DIRECTIVE: Retype the records that come next, word for word.
Begin INPUT RECORDS
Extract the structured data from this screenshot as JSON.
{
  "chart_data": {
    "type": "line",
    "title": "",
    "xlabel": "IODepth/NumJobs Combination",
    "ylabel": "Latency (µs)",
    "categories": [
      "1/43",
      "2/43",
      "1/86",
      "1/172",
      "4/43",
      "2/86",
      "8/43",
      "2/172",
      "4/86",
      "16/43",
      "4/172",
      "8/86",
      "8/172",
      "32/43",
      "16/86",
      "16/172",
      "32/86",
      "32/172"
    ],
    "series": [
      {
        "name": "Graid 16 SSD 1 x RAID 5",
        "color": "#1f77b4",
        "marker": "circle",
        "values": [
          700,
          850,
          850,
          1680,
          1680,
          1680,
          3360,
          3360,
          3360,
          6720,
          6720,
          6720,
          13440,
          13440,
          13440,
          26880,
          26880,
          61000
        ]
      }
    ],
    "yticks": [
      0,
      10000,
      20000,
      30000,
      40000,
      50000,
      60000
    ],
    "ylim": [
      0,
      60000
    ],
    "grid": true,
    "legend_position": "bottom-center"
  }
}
End INPUT RECORDS
OUTPUT FOR THIS EXERCISE:
Extract the structured data from this screenshot as JSON.
{
  "chart_data": {
    "type": "line",
    "title": "",
    "xlabel": "IODepth/NumJobs Combination",
    "ylabel": "Latency (µs)",
    "categories": [
      "1/43",
      "2/43",
      "1/86",
      "1/172",
      "4/43",
      "2/86",
      "8/43",
      "2/172",
      "4/86",
      "16/43",
      "4/172",
      "8/86",
      "8/172",
      "32/43",
      "16/86",
      "16/172",
      "32/86",
      "32/172"
    ],
    "series": [
      {
        "name": "Graid 16 SSD 1 x RAID 5",
        "color": "#1f77b4",
        "marker": "circle",
        "values": [
          700,
          850,
          850,
          1680,
          1680,
          1680,
          3360,
          3360,
          3360,
          6720,
          6720,
          6720,
          13440,
          13440,
          13440,
          26880,
          26880,
          61000
        ]
      }
    ],
    "yticks": [
      0,
      10000,
      20000,
      30000,
      40000,
      50000,
      60000
    ],
    "ylim": [
      0,
      60000
    ],
    "grid": true,
    "legend_position": "bottom-center"
  }
}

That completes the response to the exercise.